Set exercise. All the data must come back unchanged, except that pictures are left out.

Dataset rows.
■ ■ ■ ■ ■

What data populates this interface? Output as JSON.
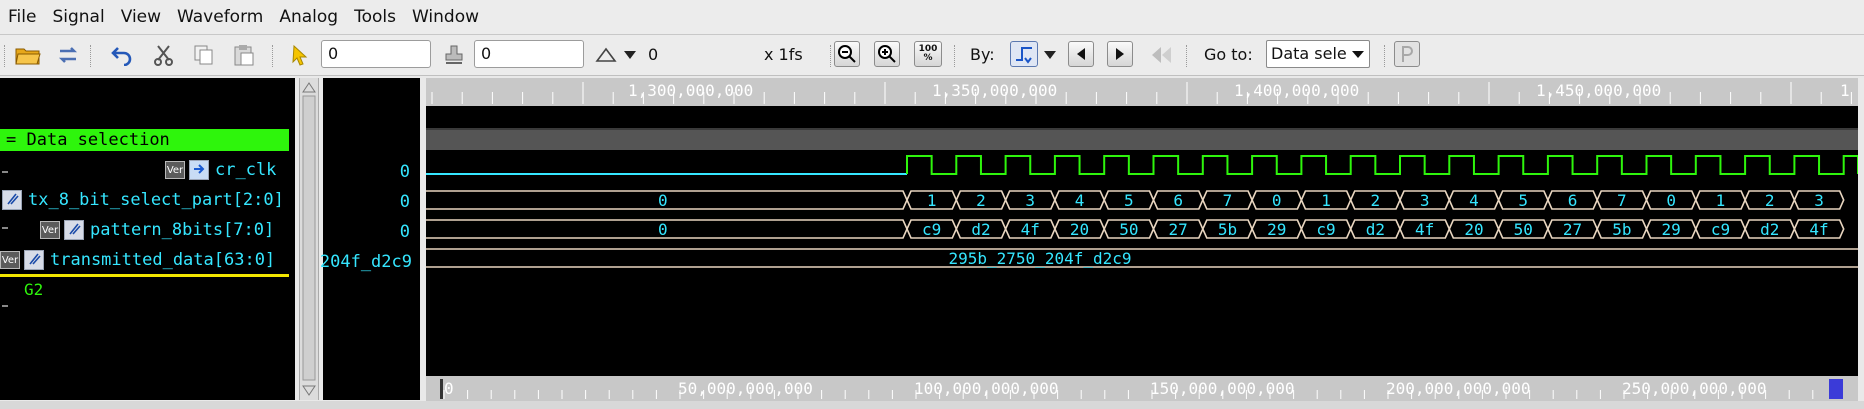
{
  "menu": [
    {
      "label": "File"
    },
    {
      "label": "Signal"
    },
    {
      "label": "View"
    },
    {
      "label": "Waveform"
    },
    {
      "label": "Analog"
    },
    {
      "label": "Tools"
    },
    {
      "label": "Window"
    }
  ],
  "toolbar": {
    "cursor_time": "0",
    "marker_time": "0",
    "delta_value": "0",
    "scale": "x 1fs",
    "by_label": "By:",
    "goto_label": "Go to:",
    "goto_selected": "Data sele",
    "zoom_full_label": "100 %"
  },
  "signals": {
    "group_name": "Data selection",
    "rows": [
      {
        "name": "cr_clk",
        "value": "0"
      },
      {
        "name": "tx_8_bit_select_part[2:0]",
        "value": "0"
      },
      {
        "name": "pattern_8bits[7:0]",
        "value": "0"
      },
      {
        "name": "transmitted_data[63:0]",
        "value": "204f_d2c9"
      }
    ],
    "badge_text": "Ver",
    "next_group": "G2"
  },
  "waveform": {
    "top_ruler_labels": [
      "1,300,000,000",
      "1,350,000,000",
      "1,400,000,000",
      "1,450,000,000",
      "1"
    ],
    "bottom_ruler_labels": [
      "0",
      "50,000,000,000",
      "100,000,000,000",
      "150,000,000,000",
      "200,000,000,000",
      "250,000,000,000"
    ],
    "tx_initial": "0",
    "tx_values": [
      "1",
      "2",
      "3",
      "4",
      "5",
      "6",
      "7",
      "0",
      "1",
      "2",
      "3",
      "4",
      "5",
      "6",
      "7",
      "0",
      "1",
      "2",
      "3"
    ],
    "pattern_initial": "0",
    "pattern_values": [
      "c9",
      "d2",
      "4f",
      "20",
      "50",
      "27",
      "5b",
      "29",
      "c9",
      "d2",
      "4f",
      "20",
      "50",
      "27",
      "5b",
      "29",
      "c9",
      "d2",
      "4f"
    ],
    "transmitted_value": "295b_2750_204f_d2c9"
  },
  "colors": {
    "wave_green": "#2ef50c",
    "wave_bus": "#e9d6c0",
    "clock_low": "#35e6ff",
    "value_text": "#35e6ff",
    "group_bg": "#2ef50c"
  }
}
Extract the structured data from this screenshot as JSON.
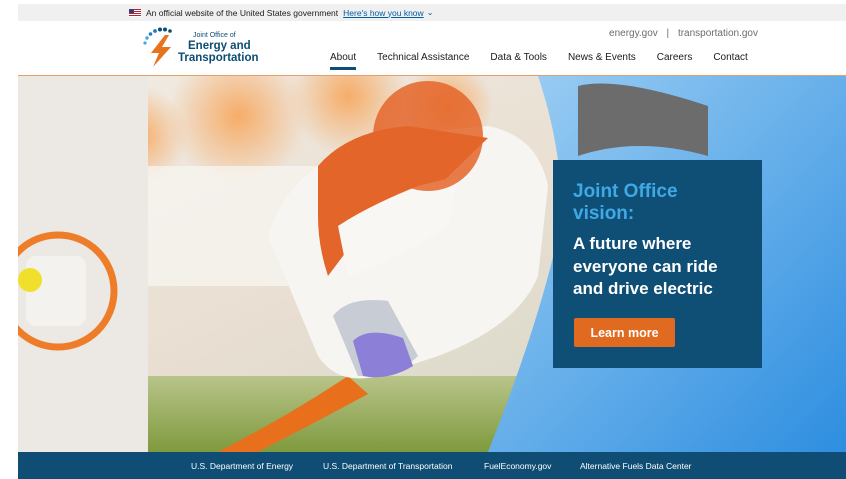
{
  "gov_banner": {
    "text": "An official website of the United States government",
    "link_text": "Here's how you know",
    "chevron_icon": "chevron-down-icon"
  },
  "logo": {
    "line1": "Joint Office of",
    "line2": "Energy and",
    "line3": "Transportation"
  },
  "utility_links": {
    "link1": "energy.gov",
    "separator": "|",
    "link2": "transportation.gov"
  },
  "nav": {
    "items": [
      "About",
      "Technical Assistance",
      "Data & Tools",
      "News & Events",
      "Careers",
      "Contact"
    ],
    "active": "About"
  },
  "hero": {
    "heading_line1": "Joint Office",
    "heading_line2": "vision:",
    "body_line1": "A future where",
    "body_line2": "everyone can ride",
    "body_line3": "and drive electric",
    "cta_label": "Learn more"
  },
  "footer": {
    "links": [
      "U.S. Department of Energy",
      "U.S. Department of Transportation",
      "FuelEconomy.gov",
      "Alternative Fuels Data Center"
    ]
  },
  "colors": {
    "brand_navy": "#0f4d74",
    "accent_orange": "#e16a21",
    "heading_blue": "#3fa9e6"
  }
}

■ ■ ■ ■ ■

Result.
What data populates this interface? Output as JSON.
{
  "menu": [
    {
      "label": "File"
    },
    {
      "label": "Signal"
    },
    {
      "label": "View"
    },
    {
      "label": "Waveform"
    },
    {
      "label": "Analog"
    },
    {
      "label": "Tools"
    },
    {
      "label": "Window"
    }
  ],
  "toolbar": {
    "cursor_time": "0",
    "marker_time": "0",
    "delta_value": "0",
    "scale": "x 1fs",
    "by_label": "By:",
    "goto_label": "Go to:",
    "goto_selected": "Data sele",
    "zoom_full_label": "100 %"
  },
  "signals": {
    "group_name": "Data selection",
    "rows": [
      {
        "name": "cr_clk",
        "value": "0"
      },
      {
        "name": "tx_8_bit_select_part[2:0]",
        "value": "0"
      },
      {
        "name": "pattern_8bits[7:0]",
        "value": "0"
      },
      {
        "name": "transmitted_data[63:0]",
        "value": "204f_d2c9"
      }
    ],
    "badge_text": "Ver",
    "next_group": "G2"
  },
  "waveform": {
    "top_ruler_labels": [
      "1,300,000,000",
      "1,350,000,000",
      "1,400,000,000",
      "1,450,000,000",
      "1"
    ],
    "bottom_ruler_labels": [
      "0",
      "50,000,000,000",
      "100,000,000,000",
      "150,000,000,000",
      "200,000,000,000",
      "250,000,000,000"
    ],
    "tx_initial": "0",
    "tx_values": [
      "1",
      "2",
      "3",
      "4",
      "5",
      "6",
      "7",
      "0",
      "1",
      "2",
      "3",
      "4",
      "5",
      "6",
      "7",
      "0",
      "1",
      "2",
      "3"
    ],
    "pattern_initial": "0",
    "pattern_values": [
      "c9",
      "d2",
      "4f",
      "20",
      "50",
      "27",
      "5b",
      "29",
      "c9",
      "d2",
      "4f",
      "20",
      "50",
      "27",
      "5b",
      "29",
      "c9",
      "d2",
      "4f"
    ],
    "transmitted_value": "295b_2750_204f_d2c9"
  },
  "colors": {
    "wave_green": "#2ef50c",
    "wave_bus": "#e9d6c0",
    "clock_low": "#35e6ff",
    "value_text": "#35e6ff",
    "group_bg": "#2ef50c"
  }
}
Extract the structured data from this screenshot as JSON.
{
  "gov_banner": {
    "text": "An official website of the United States government",
    "link_text": "Here's how you know",
    "chevron_icon": "chevron-down-icon"
  },
  "logo": {
    "line1": "Joint Office of",
    "line2": "Energy and",
    "line3": "Transportation"
  },
  "utility_links": {
    "link1": "energy.gov",
    "separator": "|",
    "link2": "transportation.gov"
  },
  "nav": {
    "items": [
      "About",
      "Technical Assistance",
      "Data & Tools",
      "News & Events",
      "Careers",
      "Contact"
    ],
    "active": "About"
  },
  "hero": {
    "heading_line1": "Joint Office",
    "heading_line2": "vision:",
    "body_line1": "A future where",
    "body_line2": "everyone can ride",
    "body_line3": "and drive electric",
    "cta_label": "Learn more"
  },
  "footer": {
    "links": [
      "U.S. Department of Energy",
      "U.S. Department of Transportation",
      "FuelEconomy.gov",
      "Alternative Fuels Data Center"
    ]
  },
  "colors": {
    "brand_navy": "#0f4d74",
    "accent_orange": "#e16a21",
    "heading_blue": "#3fa9e6"
  }
}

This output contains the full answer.